* _Stated goal_: In the records below, copy out verbatim every line starting at the one containing "history-textarea[interactable]: [14, 183, 651, 495]" and ending at the one containing "close-window-button[interactable]: ✕: [647, 4, 663, 18]", both included.

* _Exercise materials_:
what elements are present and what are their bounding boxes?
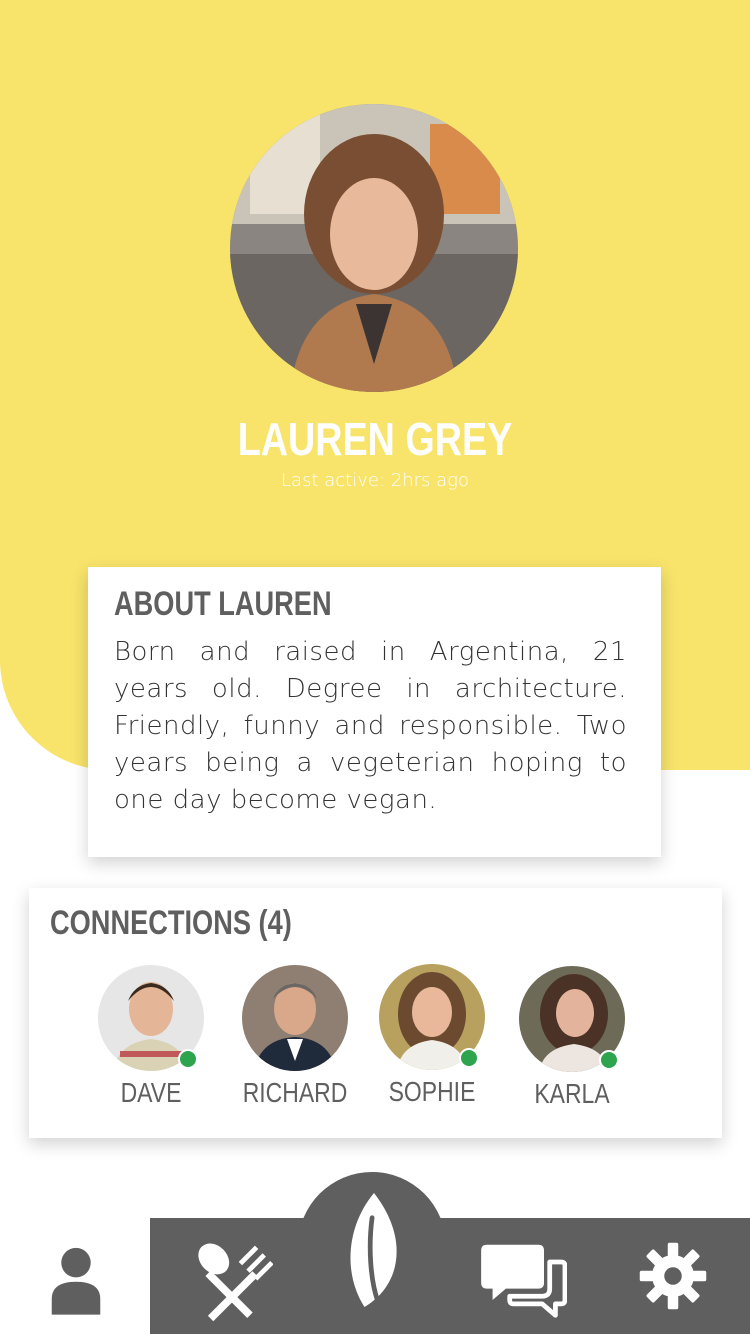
- connection-name: RICHARD: [242, 1077, 348, 1108]
- avatar[interactable]: [379, 964, 485, 1070]
- profile-avatar[interactable]: [230, 104, 518, 392]
- user-icon: [51, 1247, 101, 1315]
- connection-dave[interactable]: DAVE: [81, 965, 221, 1109]
- nav-settings[interactable]: [628, 1236, 718, 1316]
- nav-home[interactable]: [322, 1186, 426, 1316]
- nav-profile[interactable]: [30, 1238, 122, 1322]
- connection-richard[interactable]: RICHARD: [225, 965, 365, 1109]
- last-active-status: Last active: 2hrs ago: [281, 470, 469, 491]
- avatar[interactable]: [98, 965, 204, 1071]
- online-indicator: [599, 1050, 619, 1070]
- nav-food[interactable]: [180, 1234, 280, 1324]
- online-indicator: [459, 1048, 479, 1068]
- connection-sophie[interactable]: SOPHIE: [362, 964, 502, 1108]
- connection-name: SOPHIE: [388, 1076, 476, 1107]
- connections-card: CONNECTIONS (4) DAVE RICHARD SOPHIE KARL…: [29, 888, 722, 1138]
- connection-name: DAVE: [120, 1077, 182, 1108]
- online-indicator: [178, 1049, 198, 1069]
- profile-name: LAUREN GREY: [237, 413, 513, 465]
- utensils-icon: [198, 1243, 273, 1322]
- avatar-image: [242, 965, 348, 1071]
- connection-karla[interactable]: KARLA: [502, 966, 642, 1110]
- connections-title: CONNECTIONS (4): [50, 904, 292, 942]
- about-text: Born and raised in Argentina, 21 years o…: [114, 637, 627, 815]
- about-card: ABOUT LAUREN Born and raised in Argentin…: [88, 567, 661, 857]
- chat-icon: [481, 1244, 567, 1318]
- nav-messages[interactable]: [478, 1236, 570, 1326]
- avatar[interactable]: [242, 965, 348, 1071]
- leaf-icon: [350, 1193, 397, 1308]
- about-title: ABOUT LAUREN: [114, 585, 332, 623]
- profile-avatar-image: [230, 104, 518, 392]
- avatar[interactable]: [519, 966, 625, 1072]
- gear-icon: [639, 1242, 707, 1310]
- connection-name: KARLA: [534, 1078, 610, 1109]
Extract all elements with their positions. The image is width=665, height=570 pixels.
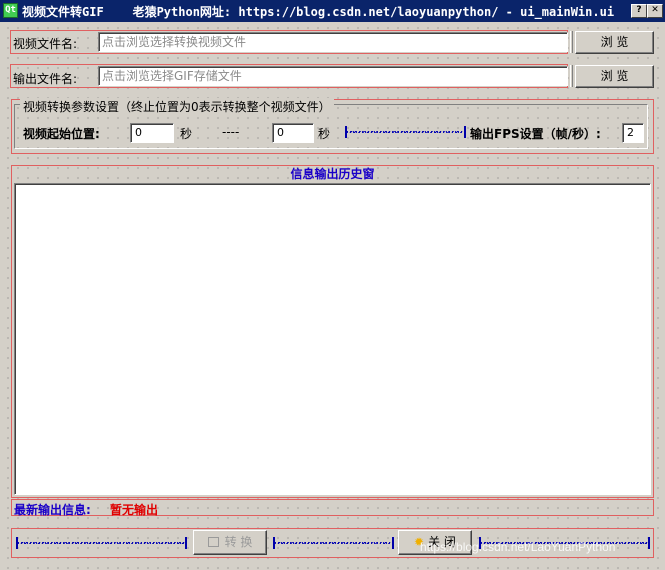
history-textarea[interactable]: [14, 183, 651, 495]
splitter-handle[interactable]: [570, 31, 573, 53]
range-separator: ----: [222, 125, 240, 139]
convert-button[interactable]: 转 换: [193, 530, 267, 555]
history-title: 信息输出历史窗: [290, 167, 375, 181]
title-bar[interactable]: Qt 视频文件转GIF 老猿Python网址: https://blog.csd…: [0, 0, 665, 22]
horizontal-spacer: [16, 537, 187, 549]
help-button[interactable]: ?: [631, 4, 647, 18]
start-position-label: 视频起始位置:: [23, 127, 100, 141]
latest-info-value: 暂无输出: [110, 503, 159, 517]
video-browse-button[interactable]: 浏 览: [575, 31, 654, 54]
video-file-label: 视频文件名:: [13, 37, 78, 51]
params-group-title: 视频转换参数设置（终止位置为0表示转换整个视频文件）: [20, 98, 334, 115]
window-title: 视频文件转GIF 老猿Python网址: https://blog.csdn.n…: [22, 5, 615, 19]
close-window-button[interactable]: ✕: [647, 4, 663, 18]
output-file-label: 输出文件名:: [13, 72, 78, 86]
fps-label: 输出FPS设置（帧/秒）:: [470, 127, 601, 141]
latest-info-frame: [11, 499, 654, 516]
convert-button-label: 转 换: [224, 535, 253, 549]
output-file-field[interactable]: [98, 66, 568, 86]
splitter-handle[interactable]: [570, 65, 573, 87]
output-browse-button[interactable]: 浏 览: [575, 65, 654, 88]
end-unit-label: 秒: [318, 127, 331, 141]
latest-info-label: 最新输出信息:: [14, 503, 91, 517]
video-file-input[interactable]: [99, 33, 567, 51]
horizontal-spacer: [273, 537, 394, 549]
end-position-spinbox[interactable]: 0: [272, 123, 314, 143]
output-file-input[interactable]: [99, 67, 567, 85]
watermark-text: https://blog.csdn.net/LaoYuanPython: [420, 540, 616, 554]
start-unit-label: 秒: [180, 127, 193, 141]
start-position-spinbox[interactable]: 0: [130, 123, 174, 143]
close-icon: ✕: [651, 5, 659, 15]
convert-icon: [207, 537, 219, 547]
fps-spinbox[interactable]: 2: [622, 123, 644, 143]
video-file-field[interactable]: [98, 32, 568, 52]
qt-app-icon: Qt: [3, 3, 18, 18]
horizontal-spacer: [345, 126, 466, 138]
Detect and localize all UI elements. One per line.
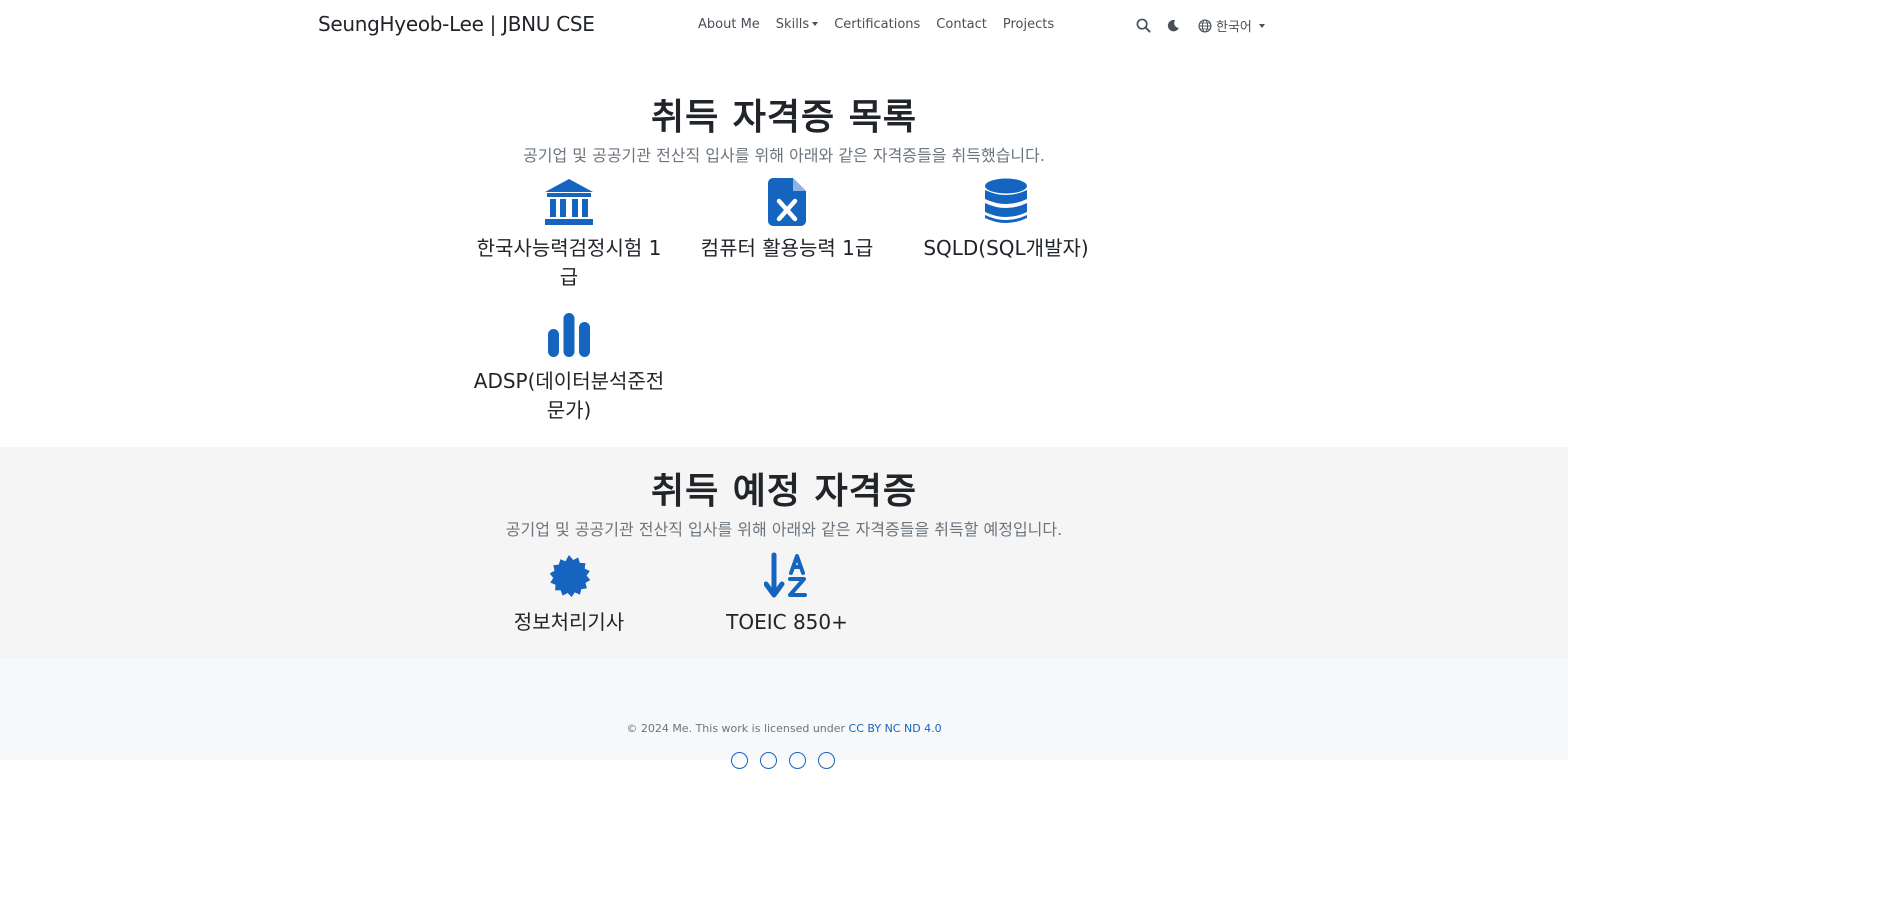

* _Final result_:
history-textarea[interactable]: [14, 183, 651, 495]
splitter-handle[interactable]: [570, 31, 573, 53]
range-separator: ----: [222, 125, 240, 139]
convert-button[interactable]: 转 换: [193, 530, 267, 555]
history-title: 信息输出历史窗: [290, 167, 375, 181]
title-bar[interactable]: Qt 视频文件转GIF 老猿Python网址: https://blog.csd…: [0, 0, 665, 22]
horizontal-spacer: [16, 537, 187, 549]
help-button[interactable]: ?: [631, 4, 647, 18]
start-position-label: 视频起始位置:: [23, 127, 100, 141]
latest-info-value: 暂无输出: [110, 503, 159, 517]
video-browse-button[interactable]: 浏 览: [575, 31, 654, 54]
video-file-label: 视频文件名:: [13, 37, 78, 51]
params-group-title: 视频转换参数设置（终止位置为0表示转换整个视频文件）: [20, 98, 334, 115]
window-title: 视频文件转GIF 老猿Python网址: https://blog.csdn.n…: [22, 5, 615, 19]
close-window-button[interactable]: ✕: [647, 4, 663, 18]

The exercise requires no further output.